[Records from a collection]
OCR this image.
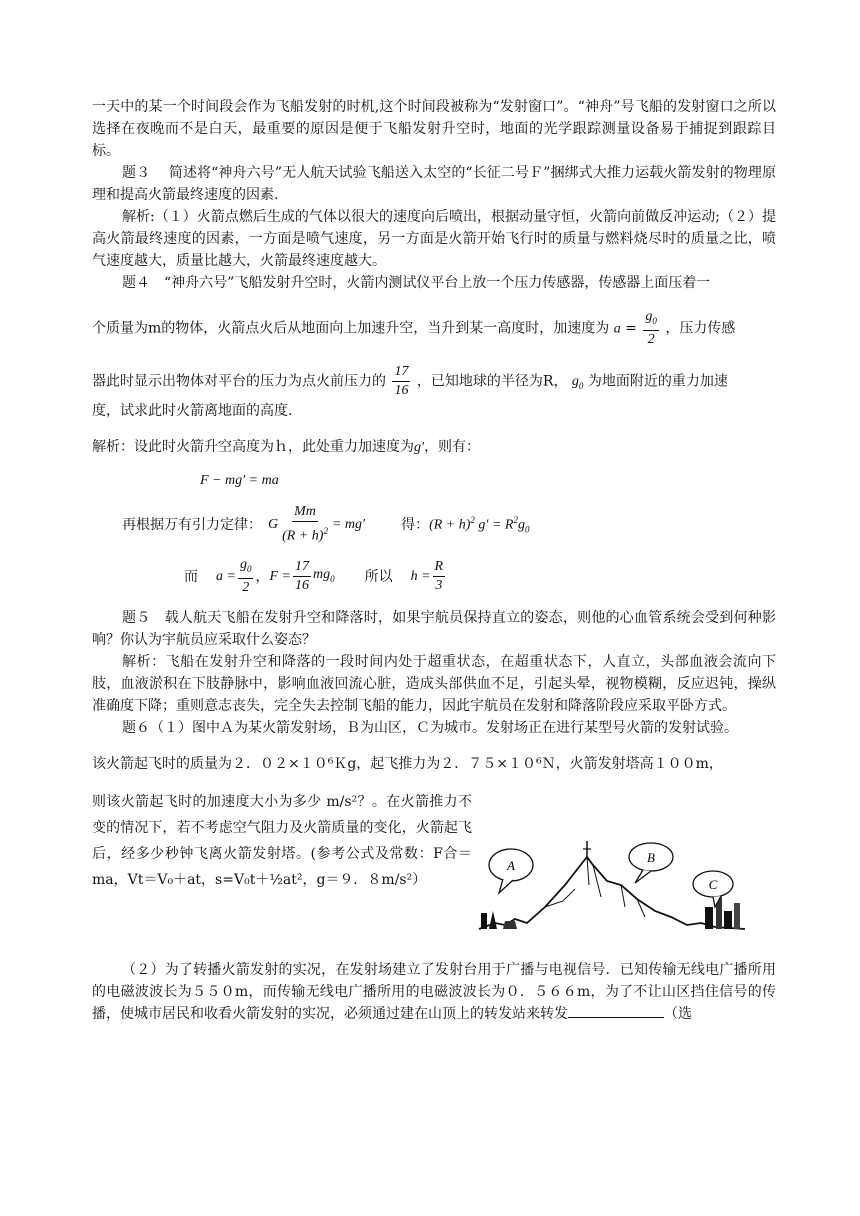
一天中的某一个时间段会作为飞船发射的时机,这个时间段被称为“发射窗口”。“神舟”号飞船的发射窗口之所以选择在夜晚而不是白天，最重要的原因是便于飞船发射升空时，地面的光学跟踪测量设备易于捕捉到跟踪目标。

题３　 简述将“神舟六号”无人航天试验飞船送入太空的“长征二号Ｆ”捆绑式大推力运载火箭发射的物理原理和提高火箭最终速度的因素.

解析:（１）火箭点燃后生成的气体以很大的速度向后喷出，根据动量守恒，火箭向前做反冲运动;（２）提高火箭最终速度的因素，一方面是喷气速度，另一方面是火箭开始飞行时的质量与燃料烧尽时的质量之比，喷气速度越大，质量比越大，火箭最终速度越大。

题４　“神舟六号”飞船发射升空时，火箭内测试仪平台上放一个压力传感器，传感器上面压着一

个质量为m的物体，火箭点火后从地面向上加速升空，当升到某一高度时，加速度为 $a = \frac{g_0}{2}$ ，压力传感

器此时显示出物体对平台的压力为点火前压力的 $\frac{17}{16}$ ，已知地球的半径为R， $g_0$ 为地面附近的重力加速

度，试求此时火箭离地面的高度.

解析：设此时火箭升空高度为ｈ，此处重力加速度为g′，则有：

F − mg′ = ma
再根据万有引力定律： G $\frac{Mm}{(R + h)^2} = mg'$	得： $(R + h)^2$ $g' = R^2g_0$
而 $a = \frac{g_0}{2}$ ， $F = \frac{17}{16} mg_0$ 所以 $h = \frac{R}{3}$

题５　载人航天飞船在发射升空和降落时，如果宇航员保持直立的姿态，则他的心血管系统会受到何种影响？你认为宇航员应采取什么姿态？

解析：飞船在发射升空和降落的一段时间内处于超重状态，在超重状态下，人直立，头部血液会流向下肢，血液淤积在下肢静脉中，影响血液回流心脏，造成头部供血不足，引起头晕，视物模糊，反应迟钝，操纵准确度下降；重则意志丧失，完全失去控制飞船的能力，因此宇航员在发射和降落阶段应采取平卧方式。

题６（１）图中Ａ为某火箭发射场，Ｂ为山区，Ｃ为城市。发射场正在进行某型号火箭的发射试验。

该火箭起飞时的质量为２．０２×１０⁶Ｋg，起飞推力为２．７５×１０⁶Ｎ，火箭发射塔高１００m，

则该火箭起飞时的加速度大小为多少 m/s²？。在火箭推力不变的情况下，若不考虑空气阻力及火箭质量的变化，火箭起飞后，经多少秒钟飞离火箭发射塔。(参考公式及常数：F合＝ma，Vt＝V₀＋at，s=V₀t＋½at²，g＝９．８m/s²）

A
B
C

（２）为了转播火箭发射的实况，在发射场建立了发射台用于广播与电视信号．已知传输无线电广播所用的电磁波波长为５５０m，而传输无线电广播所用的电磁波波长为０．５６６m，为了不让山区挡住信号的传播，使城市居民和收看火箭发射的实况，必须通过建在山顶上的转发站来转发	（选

==

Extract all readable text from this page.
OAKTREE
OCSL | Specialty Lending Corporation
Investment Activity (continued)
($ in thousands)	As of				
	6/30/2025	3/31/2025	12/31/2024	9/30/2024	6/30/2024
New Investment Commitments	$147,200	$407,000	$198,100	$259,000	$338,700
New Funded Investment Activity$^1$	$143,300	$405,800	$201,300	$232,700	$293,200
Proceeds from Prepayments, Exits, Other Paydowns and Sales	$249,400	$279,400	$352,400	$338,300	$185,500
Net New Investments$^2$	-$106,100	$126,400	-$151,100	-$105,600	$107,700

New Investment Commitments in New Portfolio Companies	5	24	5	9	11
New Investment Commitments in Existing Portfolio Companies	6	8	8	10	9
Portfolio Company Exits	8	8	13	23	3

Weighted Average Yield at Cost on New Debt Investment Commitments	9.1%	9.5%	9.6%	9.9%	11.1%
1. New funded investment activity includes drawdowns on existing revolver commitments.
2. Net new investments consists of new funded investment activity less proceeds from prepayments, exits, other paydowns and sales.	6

---

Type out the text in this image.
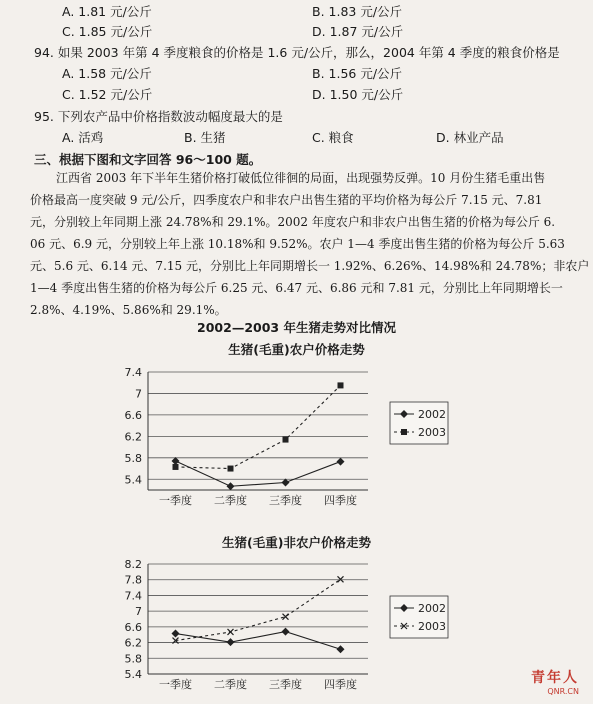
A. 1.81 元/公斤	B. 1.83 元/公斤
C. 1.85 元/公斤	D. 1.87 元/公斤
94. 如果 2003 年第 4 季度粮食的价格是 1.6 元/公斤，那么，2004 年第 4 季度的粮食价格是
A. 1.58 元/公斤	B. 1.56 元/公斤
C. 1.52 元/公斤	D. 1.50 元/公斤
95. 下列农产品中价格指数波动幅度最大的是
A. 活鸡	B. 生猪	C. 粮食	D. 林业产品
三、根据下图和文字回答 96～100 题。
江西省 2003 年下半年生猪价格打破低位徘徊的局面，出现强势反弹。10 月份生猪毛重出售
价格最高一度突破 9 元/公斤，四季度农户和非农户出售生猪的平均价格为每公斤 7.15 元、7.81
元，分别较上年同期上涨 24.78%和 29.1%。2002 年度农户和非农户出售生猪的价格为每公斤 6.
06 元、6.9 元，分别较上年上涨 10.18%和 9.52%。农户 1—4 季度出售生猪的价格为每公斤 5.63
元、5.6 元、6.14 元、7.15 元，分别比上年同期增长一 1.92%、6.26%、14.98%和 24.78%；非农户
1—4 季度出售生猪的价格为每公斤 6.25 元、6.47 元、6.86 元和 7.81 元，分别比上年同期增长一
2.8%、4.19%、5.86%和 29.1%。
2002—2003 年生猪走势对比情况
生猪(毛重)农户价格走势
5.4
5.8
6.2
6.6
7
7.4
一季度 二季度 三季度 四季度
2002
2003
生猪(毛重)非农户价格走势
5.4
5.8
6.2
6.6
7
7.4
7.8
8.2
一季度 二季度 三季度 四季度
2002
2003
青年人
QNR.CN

_What to work on_
Work out how many lines of the data above contain the string "分别比上年同期增长一" and give the number alone.

_Finished exercise_
2